## Task
Locate each line in the items below that contains the string "nights" and copy those lines. Case counts when matching.

## Record list
☆ ☆ ☆ ☆

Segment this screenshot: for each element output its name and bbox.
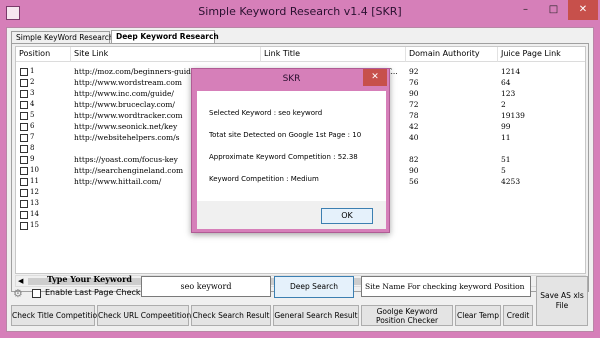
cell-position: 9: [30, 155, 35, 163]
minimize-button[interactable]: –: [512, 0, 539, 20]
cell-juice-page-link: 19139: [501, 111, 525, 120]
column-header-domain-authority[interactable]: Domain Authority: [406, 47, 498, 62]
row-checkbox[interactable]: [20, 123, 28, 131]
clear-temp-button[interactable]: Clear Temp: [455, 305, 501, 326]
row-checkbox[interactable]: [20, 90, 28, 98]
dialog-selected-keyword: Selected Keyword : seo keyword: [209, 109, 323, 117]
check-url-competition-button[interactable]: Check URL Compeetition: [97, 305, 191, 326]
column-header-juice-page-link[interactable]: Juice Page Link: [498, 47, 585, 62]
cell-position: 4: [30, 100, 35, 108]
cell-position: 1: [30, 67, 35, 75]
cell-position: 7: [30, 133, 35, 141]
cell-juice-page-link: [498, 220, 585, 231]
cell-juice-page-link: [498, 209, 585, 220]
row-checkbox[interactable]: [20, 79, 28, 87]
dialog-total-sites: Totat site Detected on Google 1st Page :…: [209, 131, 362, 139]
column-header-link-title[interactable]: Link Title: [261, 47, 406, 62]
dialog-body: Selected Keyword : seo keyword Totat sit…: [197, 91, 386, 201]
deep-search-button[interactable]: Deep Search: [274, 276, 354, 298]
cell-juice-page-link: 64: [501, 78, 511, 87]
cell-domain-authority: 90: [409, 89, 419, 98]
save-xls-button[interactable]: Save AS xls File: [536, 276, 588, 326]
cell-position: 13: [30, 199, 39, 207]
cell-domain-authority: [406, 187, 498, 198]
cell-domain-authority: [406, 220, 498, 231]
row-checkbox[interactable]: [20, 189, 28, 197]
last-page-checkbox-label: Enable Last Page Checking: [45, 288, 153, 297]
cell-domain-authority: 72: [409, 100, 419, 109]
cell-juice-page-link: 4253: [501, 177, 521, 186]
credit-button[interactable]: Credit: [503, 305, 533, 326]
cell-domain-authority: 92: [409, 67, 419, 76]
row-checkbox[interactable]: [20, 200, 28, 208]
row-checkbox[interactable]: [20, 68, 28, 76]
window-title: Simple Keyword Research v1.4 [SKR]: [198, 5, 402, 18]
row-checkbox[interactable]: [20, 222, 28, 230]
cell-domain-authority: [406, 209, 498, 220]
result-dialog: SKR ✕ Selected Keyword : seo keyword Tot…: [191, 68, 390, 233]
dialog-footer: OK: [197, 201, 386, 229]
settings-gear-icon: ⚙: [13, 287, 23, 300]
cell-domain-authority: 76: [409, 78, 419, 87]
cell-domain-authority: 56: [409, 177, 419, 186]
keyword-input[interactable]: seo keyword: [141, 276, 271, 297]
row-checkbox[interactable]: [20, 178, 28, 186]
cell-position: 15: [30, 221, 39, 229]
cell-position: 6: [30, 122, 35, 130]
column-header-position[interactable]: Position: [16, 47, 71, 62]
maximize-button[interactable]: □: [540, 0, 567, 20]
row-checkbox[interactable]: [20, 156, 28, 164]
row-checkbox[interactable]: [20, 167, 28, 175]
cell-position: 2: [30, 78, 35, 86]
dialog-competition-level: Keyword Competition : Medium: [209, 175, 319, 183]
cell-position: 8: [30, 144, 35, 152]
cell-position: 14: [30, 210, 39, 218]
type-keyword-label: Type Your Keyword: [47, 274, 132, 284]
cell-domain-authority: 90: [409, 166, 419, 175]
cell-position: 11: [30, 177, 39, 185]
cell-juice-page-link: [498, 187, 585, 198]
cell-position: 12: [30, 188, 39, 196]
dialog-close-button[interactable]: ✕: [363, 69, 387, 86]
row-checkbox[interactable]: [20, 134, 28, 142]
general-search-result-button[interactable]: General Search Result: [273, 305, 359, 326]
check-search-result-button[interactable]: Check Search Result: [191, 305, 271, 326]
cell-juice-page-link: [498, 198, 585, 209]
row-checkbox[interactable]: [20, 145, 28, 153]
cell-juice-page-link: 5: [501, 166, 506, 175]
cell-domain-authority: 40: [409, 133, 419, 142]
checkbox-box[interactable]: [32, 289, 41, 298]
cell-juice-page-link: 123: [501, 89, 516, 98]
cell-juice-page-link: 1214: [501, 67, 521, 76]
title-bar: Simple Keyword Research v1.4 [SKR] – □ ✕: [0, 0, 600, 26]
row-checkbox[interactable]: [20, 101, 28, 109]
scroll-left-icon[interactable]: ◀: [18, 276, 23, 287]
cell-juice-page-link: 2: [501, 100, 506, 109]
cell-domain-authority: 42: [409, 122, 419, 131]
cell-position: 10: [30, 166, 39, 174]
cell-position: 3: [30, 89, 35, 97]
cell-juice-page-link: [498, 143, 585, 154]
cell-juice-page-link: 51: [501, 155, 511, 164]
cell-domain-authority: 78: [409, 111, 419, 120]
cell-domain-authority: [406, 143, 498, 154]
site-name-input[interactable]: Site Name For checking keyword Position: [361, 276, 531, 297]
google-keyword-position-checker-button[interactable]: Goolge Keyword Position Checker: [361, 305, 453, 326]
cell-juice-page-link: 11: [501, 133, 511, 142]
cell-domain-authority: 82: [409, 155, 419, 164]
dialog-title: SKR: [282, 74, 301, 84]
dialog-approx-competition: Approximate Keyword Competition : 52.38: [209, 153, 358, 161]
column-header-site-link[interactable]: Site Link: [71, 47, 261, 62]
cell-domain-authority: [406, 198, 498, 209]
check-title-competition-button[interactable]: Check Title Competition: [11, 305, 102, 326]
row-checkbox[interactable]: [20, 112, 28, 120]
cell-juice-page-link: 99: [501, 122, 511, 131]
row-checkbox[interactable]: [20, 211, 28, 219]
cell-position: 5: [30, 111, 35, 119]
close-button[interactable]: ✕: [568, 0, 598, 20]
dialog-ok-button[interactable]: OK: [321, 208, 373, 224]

☆ ☆ ☆ ☆

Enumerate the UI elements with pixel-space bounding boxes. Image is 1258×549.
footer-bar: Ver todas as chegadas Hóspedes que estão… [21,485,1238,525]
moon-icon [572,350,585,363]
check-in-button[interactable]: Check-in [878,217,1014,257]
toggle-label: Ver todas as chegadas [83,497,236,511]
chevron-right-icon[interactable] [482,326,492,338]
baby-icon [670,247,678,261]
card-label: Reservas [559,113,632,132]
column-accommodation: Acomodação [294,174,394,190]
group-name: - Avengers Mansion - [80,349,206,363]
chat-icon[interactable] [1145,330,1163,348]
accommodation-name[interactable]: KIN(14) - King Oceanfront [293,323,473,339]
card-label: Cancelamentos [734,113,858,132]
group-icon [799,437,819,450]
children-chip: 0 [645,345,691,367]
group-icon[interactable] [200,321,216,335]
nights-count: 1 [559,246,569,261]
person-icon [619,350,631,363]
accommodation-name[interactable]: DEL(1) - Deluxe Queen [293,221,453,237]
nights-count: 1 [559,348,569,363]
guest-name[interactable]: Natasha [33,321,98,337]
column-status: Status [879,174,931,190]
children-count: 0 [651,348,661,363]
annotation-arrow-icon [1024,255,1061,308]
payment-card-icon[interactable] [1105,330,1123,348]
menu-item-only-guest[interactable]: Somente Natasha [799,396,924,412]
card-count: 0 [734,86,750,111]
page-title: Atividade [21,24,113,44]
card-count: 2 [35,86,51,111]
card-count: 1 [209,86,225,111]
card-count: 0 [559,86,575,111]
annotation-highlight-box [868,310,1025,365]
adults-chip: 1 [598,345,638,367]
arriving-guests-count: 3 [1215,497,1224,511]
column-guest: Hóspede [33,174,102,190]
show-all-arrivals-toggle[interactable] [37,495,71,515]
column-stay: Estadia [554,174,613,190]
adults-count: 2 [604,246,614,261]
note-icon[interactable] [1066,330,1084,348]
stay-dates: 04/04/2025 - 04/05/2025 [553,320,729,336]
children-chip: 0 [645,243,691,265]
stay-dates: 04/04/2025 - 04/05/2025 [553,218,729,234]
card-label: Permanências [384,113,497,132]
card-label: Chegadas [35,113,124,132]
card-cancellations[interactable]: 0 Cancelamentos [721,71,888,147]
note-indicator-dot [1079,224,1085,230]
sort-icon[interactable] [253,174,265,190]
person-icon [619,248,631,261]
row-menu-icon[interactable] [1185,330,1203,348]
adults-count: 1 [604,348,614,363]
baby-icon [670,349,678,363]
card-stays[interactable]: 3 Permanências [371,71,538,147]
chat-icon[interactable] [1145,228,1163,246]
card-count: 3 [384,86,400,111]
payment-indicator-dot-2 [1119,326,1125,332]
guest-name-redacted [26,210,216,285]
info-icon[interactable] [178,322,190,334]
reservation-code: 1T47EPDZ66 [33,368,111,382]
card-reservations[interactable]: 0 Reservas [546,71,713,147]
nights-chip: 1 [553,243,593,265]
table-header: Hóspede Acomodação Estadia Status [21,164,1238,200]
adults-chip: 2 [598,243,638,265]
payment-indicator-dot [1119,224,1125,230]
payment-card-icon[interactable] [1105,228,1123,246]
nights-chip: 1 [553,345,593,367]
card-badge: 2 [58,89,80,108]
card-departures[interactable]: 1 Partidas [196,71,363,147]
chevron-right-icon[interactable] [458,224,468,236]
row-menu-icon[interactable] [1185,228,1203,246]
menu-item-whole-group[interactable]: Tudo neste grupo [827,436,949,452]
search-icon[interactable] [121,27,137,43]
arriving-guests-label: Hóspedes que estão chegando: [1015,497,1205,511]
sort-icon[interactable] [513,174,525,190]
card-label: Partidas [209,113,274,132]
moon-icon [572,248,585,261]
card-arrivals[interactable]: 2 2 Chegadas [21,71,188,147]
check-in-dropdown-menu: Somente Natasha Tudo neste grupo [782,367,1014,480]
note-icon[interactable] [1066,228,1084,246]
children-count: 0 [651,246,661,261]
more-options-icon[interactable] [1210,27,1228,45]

☆ ☆ ☆ ☆

## Correct output
nights-count: 1 [559,246,569,261]
nights-count: 1 [559,348,569,363]
nights-chip: 1 [553,243,593,265]
nights-chip: 1 [553,345,593,367]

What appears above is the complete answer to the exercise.